Return all entries precisely as they stand, without the images.

Start of RECORDS PROVIDED

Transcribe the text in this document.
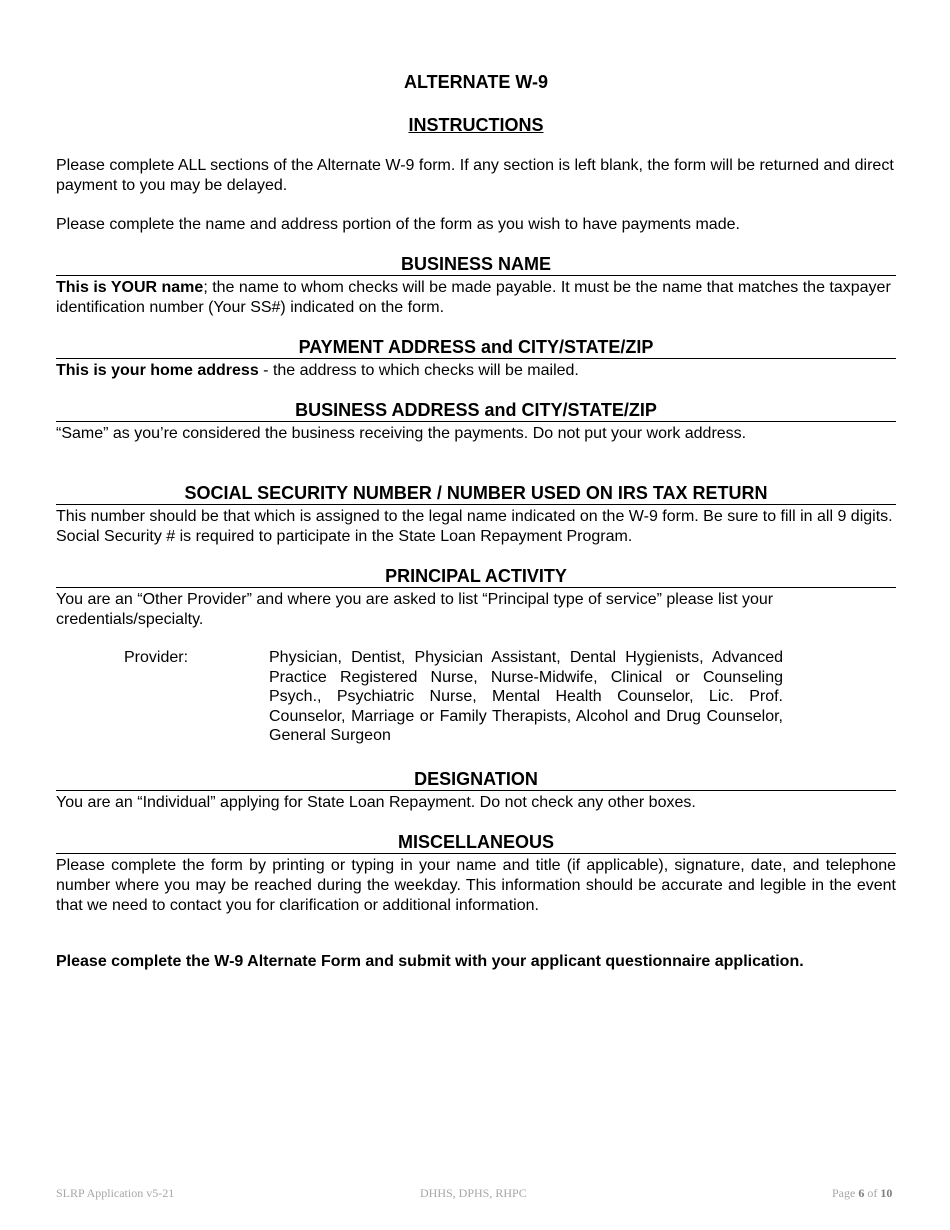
ALTERNATE W-9
INSTRUCTIONS

Please complete ALL sections of the Alternate W-9 form. If any section is left blank, the form will be returned and direct payment to you may be delayed.

Please complete the name and address portion of the form as you wish to have payments made.

BUSINESS NAME

This is YOUR name; the name to whom checks will be made payable. It must be the name that matches the taxpayer identification number (Your SS#) indicated on the form.

PAYMENT ADDRESS and CITY/STATE/ZIP

This is your home address - the address to which checks will be mailed.

BUSINESS ADDRESS and CITY/STATE/ZIP

“Same” as you’re considered the business receiving the payments. Do not put your work address.

SOCIAL SECURITY NUMBER / NUMBER USED ON IRS TAX RETURN

This number should be that which is assigned to the legal name indicated on the W-9 form. Be sure to fill in all 9 digits. Social Security # is required to participate in the State Loan Repayment Program.

PRINCIPAL ACTIVITY

You are an “Other Provider” and where you are asked to list “Principal type of service” please list your credentials/specialty.

Provider:	Physician, Dentist, Physician Assistant, Dental Hygienists, Advanced Practice Registered Nurse, Nurse-Midwife, Clinical or Counseling Psych., Psychiatric Nurse, Mental Health Counselor, Lic. Prof. Counselor, Marriage or Family Therapists, Alcohol and Drug Counselor, General Surgeon

DESIGNATION

You are an “Individual” applying for State Loan Repayment. Do not check any other boxes.

MISCELLANEOUS

Please complete the form by printing or typing in your name and title (if applicable), signature, date, and telephone number where you may be reached during the weekday. This information should be accurate and legible in the event that we need to contact you for clarification or additional information.

Please complete the W-9 Alternate Form and submit with your applicant questionnaire application.

SLRP Application v5-21	DHHS, DPHS, RHPC	Page 6 of 10
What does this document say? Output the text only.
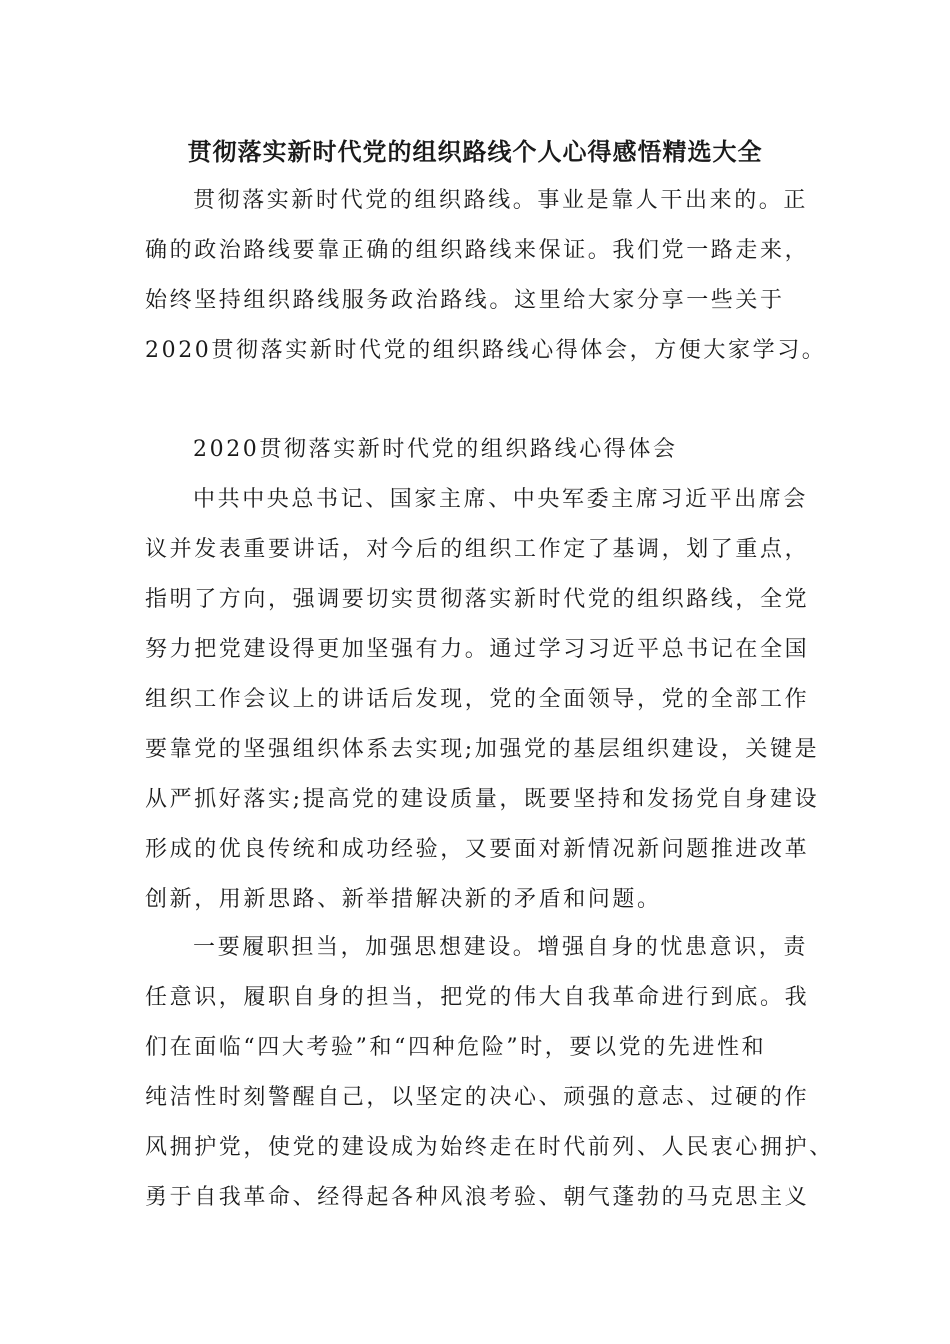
贯彻落实新时代党的组织路线个人心得感悟精选大全
贯彻落实新时代党的组织路线。事业是靠人干出来的。正
确的政治路线要靠正确的组织路线来保证。我们党一路走来，
始终坚持组织路线服务政治路线。这里给大家分享一些关于
2020贯彻落实新时代党的组织路线心得体会，方便大家学习。
2020贯彻落实新时代党的组织路线心得体会
中共中央总书记、国家主席、中央军委主席习近平出席会
议并发表重要讲话，对今后的组织工作定了基调，划了重点，
指明了方向，强调要切实贯彻落实新时代党的组织路线，全党
努力把党建设得更加坚强有力。通过学习习近平总书记在全国
组织工作会议上的讲话后发现，党的全面领导，党的全部工作
要靠党的坚强组织体系去实现;加强党的基层组织建设，关键是
从严抓好落实;提高党的建设质量，既要坚持和发扬党自身建设
形成的优良传统和成功经验，又要面对新情况新问题推进改革
创新，用新思路、新举措解决新的矛盾和问题。
一要履职担当，加强思想建设。增强自身的忧患意识，责
任意识，履职自身的担当，把党的伟大自我革命进行到底。我
们在面临“四大考验”和“四种危险”时，要以党的先进性和
纯洁性时刻警醒自己，以坚定的决心、顽强的意志、过硬的作
风拥护党，使党的建设成为始终走在时代前列、人民衷心拥护、
勇于自我革命、经得起各种风浪考验、朝气蓬勃的马克思主义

End of RECORDS PROVIDED

### [OUTPUT BELOW]
Transcribe the text in this document.
ALTERNATE W-9
INSTRUCTIONS

Please complete ALL sections of the Alternate W-9 form. If any section is left blank, the form will be returned and direct payment to you may be delayed.

Please complete the name and address portion of the form as you wish to have payments made.

BUSINESS NAME

This is YOUR name; the name to whom checks will be made payable. It must be the name that matches the taxpayer identification number (Your SS#) indicated on the form.

PAYMENT ADDRESS and CITY/STATE/ZIP

This is your home address - the address to which checks will be mailed.

BUSINESS ADDRESS and CITY/STATE/ZIP

“Same” as you’re considered the business receiving the payments. Do not put your work address.

SOCIAL SECURITY NUMBER / NUMBER USED ON IRS TAX RETURN

This number should be that which is assigned to the legal name indicated on the W-9 form. Be sure to fill in all 9 digits. Social Security # is required to participate in the State Loan Repayment Program.

PRINCIPAL ACTIVITY

You are an “Other Provider” and where you are asked to list “Principal type of service” please list your credentials/specialty.

Provider:	Physician, Dentist, Physician Assistant, Dental Hygienists, Advanced Practice Registered Nurse, Nurse-Midwife, Clinical or Counseling Psych., Psychiatric Nurse, Mental Health Counselor, Lic. Prof. Counselor, Marriage or Family Therapists, Alcohol and Drug Counselor, General Surgeon

DESIGNATION

You are an “Individual” applying for State Loan Repayment. Do not check any other boxes.

MISCELLANEOUS

Please complete the form by printing or typing in your name and title (if applicable), signature, date, and telephone number where you may be reached during the weekday. This information should be accurate and legible in the event that we need to contact you for clarification or additional information.

Please complete the W-9 Alternate Form and submit with your applicant questionnaire application.

SLRP Application v5-21	DHHS, DPHS, RHPC	Page 6 of 10
What does this document say? Output the text only.
贯彻落实新时代党的组织路线个人心得感悟精选大全
贯彻落实新时代党的组织路线。事业是靠人干出来的。正
确的政治路线要靠正确的组织路线来保证。我们党一路走来，
始终坚持组织路线服务政治路线。这里给大家分享一些关于
2020贯彻落实新时代党的组织路线心得体会，方便大家学习。
2020贯彻落实新时代党的组织路线心得体会
中共中央总书记、国家主席、中央军委主席习近平出席会
议并发表重要讲话，对今后的组织工作定了基调，划了重点，
指明了方向，强调要切实贯彻落实新时代党的组织路线，全党
努力把党建设得更加坚强有力。通过学习习近平总书记在全国
组织工作会议上的讲话后发现，党的全面领导，党的全部工作
要靠党的坚强组织体系去实现;加强党的基层组织建设，关键是
从严抓好落实;提高党的建设质量，既要坚持和发扬党自身建设
形成的优良传统和成功经验，又要面对新情况新问题推进改革
创新，用新思路、新举措解决新的矛盾和问题。
一要履职担当，加强思想建设。增强自身的忧患意识，责
任意识，履职自身的担当，把党的伟大自我革命进行到底。我
们在面临“四大考验”和“四种危险”时，要以党的先进性和
纯洁性时刻警醒自己，以坚定的决心、顽强的意志、过硬的作
风拥护党，使党的建设成为始终走在时代前列、人民衷心拥护、
勇于自我革命、经得起各种风浪考验、朝气蓬勃的马克思主义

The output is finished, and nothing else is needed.